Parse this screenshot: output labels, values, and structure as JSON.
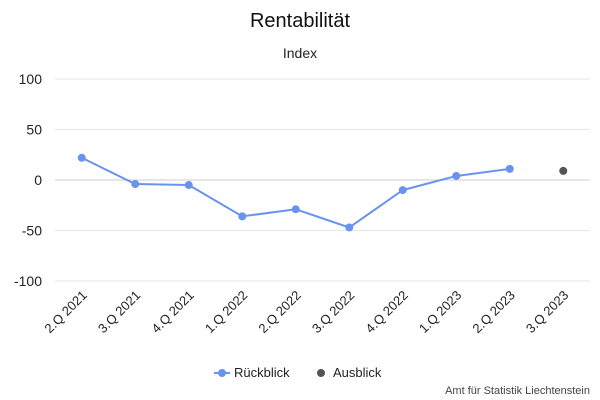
{
  "chart_data": {
    "type": "line",
    "title": "Rentabilität",
    "subtitle": "Index",
    "xlabel": "",
    "ylabel": "",
    "categories": [
      "2.Q 2021",
      "3.Q 2021",
      "4.Q 2021",
      "1.Q 2022",
      "2.Q 2022",
      "3.Q 2022",
      "4.Q 2022",
      "1.Q 2023",
      "2.Q 2023",
      "3.Q 2023"
    ],
    "ylim": [
      -100,
      100
    ],
    "yticks": [
      100,
      50,
      0,
      -50,
      -100
    ],
    "grid": true,
    "legend_position": "bottom-center",
    "series": [
      {
        "name": "Rückblick",
        "color": "#6a93f0",
        "values": [
          22,
          -4,
          -5,
          -36,
          -29,
          -47,
          -10,
          4,
          11,
          null
        ]
      },
      {
        "name": "Ausblick",
        "color": "#555555",
        "values": [
          null,
          null,
          null,
          null,
          null,
          null,
          null,
          null,
          null,
          9
        ]
      }
    ]
  },
  "credit": "Amt für Statistik Liechtenstein"
}
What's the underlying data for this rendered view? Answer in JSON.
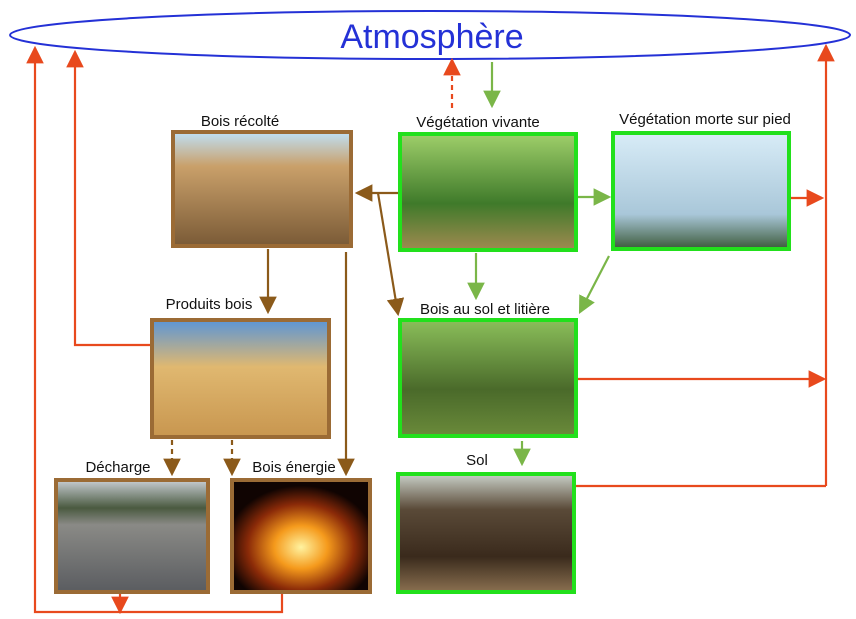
{
  "title": "Atmosphère",
  "nodes": [
    {
      "label": "Bois récolté"
    },
    {
      "label": "Végétation vivante"
    },
    {
      "label": "Végétation morte sur pied"
    },
    {
      "label": "Produits bois"
    },
    {
      "label": "Bois au sol et litière"
    },
    {
      "label": "Décharge"
    },
    {
      "label": "Bois énergie"
    },
    {
      "label": "Sol"
    }
  ]
}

•••••

Your goal> Beginning with the line with "What's the underlying", repeat the entries above exactly, up to and including the last line, leaving out pictures.

Answer below>
What's the underlying data for this rendered view? Answer in JSON.
{
  "title": "Atmosphère",
  "nodes": [
    {
      "label": "Bois récolté"
    },
    {
      "label": "Végétation vivante"
    },
    {
      "label": "Végétation morte sur pied"
    },
    {
      "label": "Produits bois"
    },
    {
      "label": "Bois au sol et litière"
    },
    {
      "label": "Décharge"
    },
    {
      "label": "Bois énergie"
    },
    {
      "label": "Sol"
    }
  ]
}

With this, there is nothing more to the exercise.